━━━ MATERIAL SHOWN

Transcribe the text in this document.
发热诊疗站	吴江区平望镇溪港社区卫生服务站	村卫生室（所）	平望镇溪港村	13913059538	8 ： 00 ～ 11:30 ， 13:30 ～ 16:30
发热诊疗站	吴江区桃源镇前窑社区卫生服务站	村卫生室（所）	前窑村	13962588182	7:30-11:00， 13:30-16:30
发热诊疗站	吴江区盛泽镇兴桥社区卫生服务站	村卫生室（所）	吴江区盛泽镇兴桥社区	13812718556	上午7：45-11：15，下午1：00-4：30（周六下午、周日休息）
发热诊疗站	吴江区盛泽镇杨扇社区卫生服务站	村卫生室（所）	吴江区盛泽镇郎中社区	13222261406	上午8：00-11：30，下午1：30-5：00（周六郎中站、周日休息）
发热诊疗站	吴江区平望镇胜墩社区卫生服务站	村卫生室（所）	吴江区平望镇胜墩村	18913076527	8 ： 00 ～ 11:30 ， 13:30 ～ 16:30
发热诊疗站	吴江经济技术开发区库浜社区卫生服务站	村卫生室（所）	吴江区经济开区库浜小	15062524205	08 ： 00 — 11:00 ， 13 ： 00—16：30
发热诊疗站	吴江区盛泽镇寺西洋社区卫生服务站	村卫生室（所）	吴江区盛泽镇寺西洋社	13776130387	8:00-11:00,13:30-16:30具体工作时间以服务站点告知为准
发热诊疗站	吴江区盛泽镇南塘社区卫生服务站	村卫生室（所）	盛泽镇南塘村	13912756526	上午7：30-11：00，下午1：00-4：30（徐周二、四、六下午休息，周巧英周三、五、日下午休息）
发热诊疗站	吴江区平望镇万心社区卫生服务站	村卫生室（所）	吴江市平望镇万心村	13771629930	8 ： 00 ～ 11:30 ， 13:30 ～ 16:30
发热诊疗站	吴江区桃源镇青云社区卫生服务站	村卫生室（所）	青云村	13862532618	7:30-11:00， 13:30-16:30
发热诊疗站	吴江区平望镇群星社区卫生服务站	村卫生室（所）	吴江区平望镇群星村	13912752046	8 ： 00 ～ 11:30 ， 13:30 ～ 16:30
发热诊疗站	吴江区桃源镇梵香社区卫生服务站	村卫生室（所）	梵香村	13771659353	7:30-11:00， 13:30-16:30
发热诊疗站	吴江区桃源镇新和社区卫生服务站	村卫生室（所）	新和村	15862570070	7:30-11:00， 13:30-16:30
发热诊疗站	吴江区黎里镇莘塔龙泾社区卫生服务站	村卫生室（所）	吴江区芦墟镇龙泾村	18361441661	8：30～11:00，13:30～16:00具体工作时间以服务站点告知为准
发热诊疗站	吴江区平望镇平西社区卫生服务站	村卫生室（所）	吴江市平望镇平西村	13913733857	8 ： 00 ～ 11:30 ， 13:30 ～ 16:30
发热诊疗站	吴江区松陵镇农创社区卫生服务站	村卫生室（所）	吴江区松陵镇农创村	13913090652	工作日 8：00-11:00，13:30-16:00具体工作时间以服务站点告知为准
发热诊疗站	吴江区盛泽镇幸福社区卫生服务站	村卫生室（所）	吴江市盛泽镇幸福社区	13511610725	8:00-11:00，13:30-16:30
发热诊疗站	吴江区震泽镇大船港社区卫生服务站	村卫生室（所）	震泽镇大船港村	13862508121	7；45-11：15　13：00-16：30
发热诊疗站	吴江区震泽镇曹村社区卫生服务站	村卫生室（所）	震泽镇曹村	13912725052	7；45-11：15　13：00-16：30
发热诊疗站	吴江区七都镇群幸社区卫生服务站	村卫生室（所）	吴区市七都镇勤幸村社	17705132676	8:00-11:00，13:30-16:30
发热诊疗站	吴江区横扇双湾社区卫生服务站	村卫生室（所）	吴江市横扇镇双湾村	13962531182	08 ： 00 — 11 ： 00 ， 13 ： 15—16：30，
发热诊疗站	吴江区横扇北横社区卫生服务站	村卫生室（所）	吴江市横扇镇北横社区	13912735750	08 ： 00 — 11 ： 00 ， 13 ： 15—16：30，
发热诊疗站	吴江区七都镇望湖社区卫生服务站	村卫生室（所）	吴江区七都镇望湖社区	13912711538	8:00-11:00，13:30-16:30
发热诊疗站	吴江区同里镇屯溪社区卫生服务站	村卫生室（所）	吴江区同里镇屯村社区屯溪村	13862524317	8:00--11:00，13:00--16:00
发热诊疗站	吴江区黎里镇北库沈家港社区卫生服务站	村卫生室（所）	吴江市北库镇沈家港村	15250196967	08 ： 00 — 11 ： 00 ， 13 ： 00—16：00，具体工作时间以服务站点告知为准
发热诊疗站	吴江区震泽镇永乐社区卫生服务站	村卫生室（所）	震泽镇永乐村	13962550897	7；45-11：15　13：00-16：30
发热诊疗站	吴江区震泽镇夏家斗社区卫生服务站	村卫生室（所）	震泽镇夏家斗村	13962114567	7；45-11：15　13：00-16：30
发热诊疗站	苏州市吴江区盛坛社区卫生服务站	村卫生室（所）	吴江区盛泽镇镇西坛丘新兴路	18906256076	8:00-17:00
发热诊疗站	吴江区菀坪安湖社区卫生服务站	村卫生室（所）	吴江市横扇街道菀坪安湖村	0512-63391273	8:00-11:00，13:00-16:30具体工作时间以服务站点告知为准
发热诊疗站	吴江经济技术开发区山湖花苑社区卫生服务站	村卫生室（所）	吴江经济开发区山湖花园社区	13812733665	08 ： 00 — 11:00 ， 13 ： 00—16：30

━━━━━━

> EXERCISE
Copy each line that contains the word "周日休息".

> TASK RESULT
发热诊疗站	吴江区盛泽镇兴桥社区卫生服务站	村卫生室（所）	吴江区盛泽镇兴桥社区	13812718556	上午7：45-11：15，下午1：00-4：30（周六下午、周日休息）
发热诊疗站	吴江区盛泽镇杨扇社区卫生服务站	村卫生室（所）	吴江区盛泽镇郎中社区	13222261406	上午8：00-11：30，下午1：30-5：00（周六郎中站、周日休息）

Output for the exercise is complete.